> _PASSAGE FOR REVIEW_:
Personal information
- Full name: Jordan Thomas William Smylie
- Date of birth: 28 February 2000 (age 26)
- Place of birth: Australia
- Position: Forward

Team information
- Current team: Reynir Sandgerði
- Number: 10

Youth career
- Berowra FC
- 2012–15: Mongo Football Academy
- 2015–17: Northern Tigers
- 2017–2018: Central Coast Mariners

Senior career*
- Years: Team / Apps / (Gls)
- 2017: Northern Tigers / 23 / (10)
- 2018–2021: CCM Academy / 57 / (19)
- 2018–2021: Central Coast Mariners / 13 / (1)
- 2021–2022: Blacktown City / 18 / (11)
- 2023: Keflavík / 12 / (1)
- 2023: → Haukar (loan) / 9 / (1)
- 2024: → Dandenong Thunder SC / 16 / (5)
- 2025: → Reynir Sandgerði / 27 / (17)

= Jordan Smylie =

Australian soccer player

Jordan Smylie (born 28 February 2000) is an Australian professional footballer who most recently played as a forward for Icelandic club Reynir Sandgerði.

==Early life==
Smylie attended Asquith Boys High School in Northern Sydney.

==Playing career==
Smylie joined Central Coast Mariners Academy from Northern Tigers in October 2017. He made his A-League debut for Central Coast Mariners against Brisbane Roar on 31 March 2018, coming on as a substitute in a 1–0 loss at Suncorp Stadium.

In September 2021, Smylie left Central Coast Mariners to join National Premier Leagues NSW side Blacktown City. He made his debut for Blacktown against the Mariners in the 2021 FFA Cup on 13 November 2021.

In February 2023, Smylie joined Icelandic club Keflavík on a two-year contract.

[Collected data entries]
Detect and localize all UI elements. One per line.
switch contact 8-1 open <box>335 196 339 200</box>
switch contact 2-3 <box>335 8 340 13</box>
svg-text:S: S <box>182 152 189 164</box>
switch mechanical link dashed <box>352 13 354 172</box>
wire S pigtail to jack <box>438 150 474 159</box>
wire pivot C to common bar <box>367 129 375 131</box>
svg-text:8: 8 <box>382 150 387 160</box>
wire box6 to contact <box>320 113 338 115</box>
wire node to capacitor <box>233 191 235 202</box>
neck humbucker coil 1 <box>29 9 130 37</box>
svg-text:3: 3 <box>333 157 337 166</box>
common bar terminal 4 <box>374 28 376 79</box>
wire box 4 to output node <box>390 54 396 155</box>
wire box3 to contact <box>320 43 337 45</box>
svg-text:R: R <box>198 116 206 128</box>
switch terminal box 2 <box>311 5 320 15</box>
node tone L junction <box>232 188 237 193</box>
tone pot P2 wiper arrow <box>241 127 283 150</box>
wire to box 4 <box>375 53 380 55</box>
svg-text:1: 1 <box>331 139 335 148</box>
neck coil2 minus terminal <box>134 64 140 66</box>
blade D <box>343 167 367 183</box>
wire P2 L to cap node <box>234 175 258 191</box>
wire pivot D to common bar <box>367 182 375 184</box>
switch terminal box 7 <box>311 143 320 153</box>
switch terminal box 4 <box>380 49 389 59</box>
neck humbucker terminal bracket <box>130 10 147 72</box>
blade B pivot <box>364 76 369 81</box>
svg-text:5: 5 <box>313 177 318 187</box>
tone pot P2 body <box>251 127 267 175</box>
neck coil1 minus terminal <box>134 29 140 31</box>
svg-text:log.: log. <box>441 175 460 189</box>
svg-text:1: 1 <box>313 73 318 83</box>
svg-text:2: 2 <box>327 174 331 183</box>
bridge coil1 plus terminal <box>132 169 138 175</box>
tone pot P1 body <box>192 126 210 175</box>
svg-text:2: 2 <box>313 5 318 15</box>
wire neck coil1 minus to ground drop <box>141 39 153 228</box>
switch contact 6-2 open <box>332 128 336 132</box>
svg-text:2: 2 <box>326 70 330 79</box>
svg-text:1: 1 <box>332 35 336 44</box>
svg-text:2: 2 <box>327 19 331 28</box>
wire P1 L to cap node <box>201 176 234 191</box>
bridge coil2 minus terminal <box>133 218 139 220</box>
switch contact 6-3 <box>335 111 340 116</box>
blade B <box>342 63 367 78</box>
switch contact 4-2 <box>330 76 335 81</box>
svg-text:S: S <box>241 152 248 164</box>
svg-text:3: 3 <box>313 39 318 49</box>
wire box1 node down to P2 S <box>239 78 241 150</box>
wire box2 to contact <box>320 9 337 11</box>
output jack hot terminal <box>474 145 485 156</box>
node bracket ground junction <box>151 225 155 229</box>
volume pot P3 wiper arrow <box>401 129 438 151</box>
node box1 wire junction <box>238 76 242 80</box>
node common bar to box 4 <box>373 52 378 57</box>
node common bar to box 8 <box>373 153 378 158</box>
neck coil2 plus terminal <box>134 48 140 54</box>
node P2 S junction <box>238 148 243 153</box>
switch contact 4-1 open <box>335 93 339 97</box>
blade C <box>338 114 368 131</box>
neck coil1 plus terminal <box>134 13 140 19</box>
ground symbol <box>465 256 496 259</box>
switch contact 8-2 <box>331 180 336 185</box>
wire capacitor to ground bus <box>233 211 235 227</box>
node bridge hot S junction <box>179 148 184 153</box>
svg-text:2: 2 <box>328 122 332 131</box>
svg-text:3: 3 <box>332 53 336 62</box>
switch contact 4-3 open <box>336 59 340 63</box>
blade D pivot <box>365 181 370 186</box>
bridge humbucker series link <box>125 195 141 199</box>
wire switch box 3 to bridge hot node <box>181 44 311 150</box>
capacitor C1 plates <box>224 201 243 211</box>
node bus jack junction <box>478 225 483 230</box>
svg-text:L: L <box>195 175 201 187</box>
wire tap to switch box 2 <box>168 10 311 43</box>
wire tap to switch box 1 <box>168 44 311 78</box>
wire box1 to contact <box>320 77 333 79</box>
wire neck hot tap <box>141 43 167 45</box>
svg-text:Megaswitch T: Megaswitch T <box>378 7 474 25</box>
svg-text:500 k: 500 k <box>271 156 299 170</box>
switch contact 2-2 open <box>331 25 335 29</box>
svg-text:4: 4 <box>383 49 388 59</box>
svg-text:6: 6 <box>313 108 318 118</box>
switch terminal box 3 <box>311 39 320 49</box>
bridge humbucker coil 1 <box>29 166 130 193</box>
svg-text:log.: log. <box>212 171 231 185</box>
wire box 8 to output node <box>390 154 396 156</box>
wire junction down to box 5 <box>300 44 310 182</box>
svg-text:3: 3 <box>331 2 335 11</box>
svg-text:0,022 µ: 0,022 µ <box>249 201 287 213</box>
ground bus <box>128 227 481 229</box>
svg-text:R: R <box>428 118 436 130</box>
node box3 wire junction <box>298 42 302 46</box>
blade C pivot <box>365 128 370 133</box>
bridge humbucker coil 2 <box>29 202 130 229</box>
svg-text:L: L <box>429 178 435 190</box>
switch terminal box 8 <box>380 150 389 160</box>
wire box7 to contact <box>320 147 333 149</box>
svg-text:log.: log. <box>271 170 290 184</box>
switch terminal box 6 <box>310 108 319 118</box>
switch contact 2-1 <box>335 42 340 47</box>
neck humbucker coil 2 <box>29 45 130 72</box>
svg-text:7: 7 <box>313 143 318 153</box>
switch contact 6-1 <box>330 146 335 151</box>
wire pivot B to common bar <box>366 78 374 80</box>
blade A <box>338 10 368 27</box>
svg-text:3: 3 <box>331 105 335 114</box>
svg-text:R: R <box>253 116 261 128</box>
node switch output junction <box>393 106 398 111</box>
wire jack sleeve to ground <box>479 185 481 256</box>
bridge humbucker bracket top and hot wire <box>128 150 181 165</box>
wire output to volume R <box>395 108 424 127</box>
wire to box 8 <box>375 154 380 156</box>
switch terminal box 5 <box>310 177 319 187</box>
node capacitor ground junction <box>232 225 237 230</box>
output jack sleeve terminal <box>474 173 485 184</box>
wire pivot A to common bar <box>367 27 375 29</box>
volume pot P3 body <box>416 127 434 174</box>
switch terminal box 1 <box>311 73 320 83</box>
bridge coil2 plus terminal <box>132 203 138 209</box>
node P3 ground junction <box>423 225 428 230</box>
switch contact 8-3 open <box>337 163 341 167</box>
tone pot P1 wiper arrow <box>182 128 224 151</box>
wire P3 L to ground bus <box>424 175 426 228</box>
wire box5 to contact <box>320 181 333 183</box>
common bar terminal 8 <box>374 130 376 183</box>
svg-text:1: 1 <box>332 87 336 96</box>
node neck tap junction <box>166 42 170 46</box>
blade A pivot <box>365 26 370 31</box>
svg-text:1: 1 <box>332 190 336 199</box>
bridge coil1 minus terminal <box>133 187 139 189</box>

> _PROBLEMS TO SOLVE_:
- a) According to the Jordan Smylie article, why did Smylie leave Central Coast Mariners in September 2021?
- b) Copy the Jordan Smylie article word for word, starting with "- 2023: Keflavík" and going on through "in Northern Sydney.".
- c) Name every club listed under youth career in the Jordan Smylie article.
These rows have nothing to do with the Jordan Smylie article.

> _ANSWERS IN ORDER_:
- a) He left to join Blacktown City, a side in the National Premier Leagues NSW.

- b)
- 2023: Keflavík / 12 / (1)
- 2023: → Haukar (loan) / 9 / (1)
- 2024: → Dandenong Thunder SC / 16 / (5)
- 2025: → Reynir Sandgerði / 27 / (17)

= Jordan Smylie =

Australian soccer player

Jordan Smylie (born 28 February 2000) is an Australian professional footballer who most recently played as a forward for Icelandic club Reynir Sandgerði.

==Early life==
Smylie attended Asquith Boys High School in Northern Sydney.

- c)
- Berowra FC
- Mongo Football Academy
- Northern Tigers
- Central Coast Mariners